WHAT IS BEING ASKED
Output the records. Match them exactly.

*** GIVEN INFORMATION ***

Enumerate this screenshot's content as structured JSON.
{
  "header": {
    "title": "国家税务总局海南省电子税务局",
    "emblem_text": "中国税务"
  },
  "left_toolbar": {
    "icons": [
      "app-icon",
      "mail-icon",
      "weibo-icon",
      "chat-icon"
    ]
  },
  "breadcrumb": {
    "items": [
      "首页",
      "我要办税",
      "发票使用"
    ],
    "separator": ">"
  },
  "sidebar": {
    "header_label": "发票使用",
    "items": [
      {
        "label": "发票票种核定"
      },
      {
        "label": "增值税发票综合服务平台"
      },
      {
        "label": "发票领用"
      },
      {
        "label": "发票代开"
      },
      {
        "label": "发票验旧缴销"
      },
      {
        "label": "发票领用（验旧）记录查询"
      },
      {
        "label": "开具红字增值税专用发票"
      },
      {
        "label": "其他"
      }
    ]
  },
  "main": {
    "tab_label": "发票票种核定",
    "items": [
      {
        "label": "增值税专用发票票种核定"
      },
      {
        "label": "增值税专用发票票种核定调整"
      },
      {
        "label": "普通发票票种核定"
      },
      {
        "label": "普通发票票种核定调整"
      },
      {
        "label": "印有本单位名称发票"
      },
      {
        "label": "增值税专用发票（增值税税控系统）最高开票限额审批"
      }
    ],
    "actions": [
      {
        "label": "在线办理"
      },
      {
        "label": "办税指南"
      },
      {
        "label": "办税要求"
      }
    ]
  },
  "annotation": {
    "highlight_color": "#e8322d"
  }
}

***

FULL ANSWER
Enumerate this screenshot's content as structured JSON.
{
  "header": {
    "title": "国家税务总局海南省电子税务局",
    "emblem_text": "中国税务"
  },
  "left_toolbar": {
    "icons": [
      "app-icon",
      "mail-icon",
      "weibo-icon",
      "chat-icon"
    ]
  },
  "breadcrumb": {
    "items": [
      "首页",
      "我要办税",
      "发票使用"
    ],
    "separator": ">"
  },
  "sidebar": {
    "header_label": "发票使用",
    "items": [
      {
        "label": "发票票种核定"
      },
      {
        "label": "增值税发票综合服务平台"
      },
      {
        "label": "发票领用"
      },
      {
        "label": "发票代开"
      },
      {
        "label": "发票验旧缴销"
      },
      {
        "label": "发票领用（验旧）记录查询"
      },
      {
        "label": "开具红字增值税专用发票"
      },
      {
        "label": "其他"
      }
    ]
  },
  "main": {
    "tab_label": "发票票种核定",
    "items": [
      {
        "label": "增值税专用发票票种核定"
      },
      {
        "label": "增值税专用发票票种核定调整"
      },
      {
        "label": "普通发票票种核定"
      },
      {
        "label": "普通发票票种核定调整"
      },
      {
        "label": "印有本单位名称发票"
      },
      {
        "label": "增值税专用发票（增值税税控系统）最高开票限额审批"
      }
    ],
    "actions": [
      {
        "label": "在线办理"
      },
      {
        "label": "办税指南"
      },
      {
        "label": "办税要求"
      }
    ]
  },
  "annotation": {
    "highlight_color": "#e8322d"
  }
}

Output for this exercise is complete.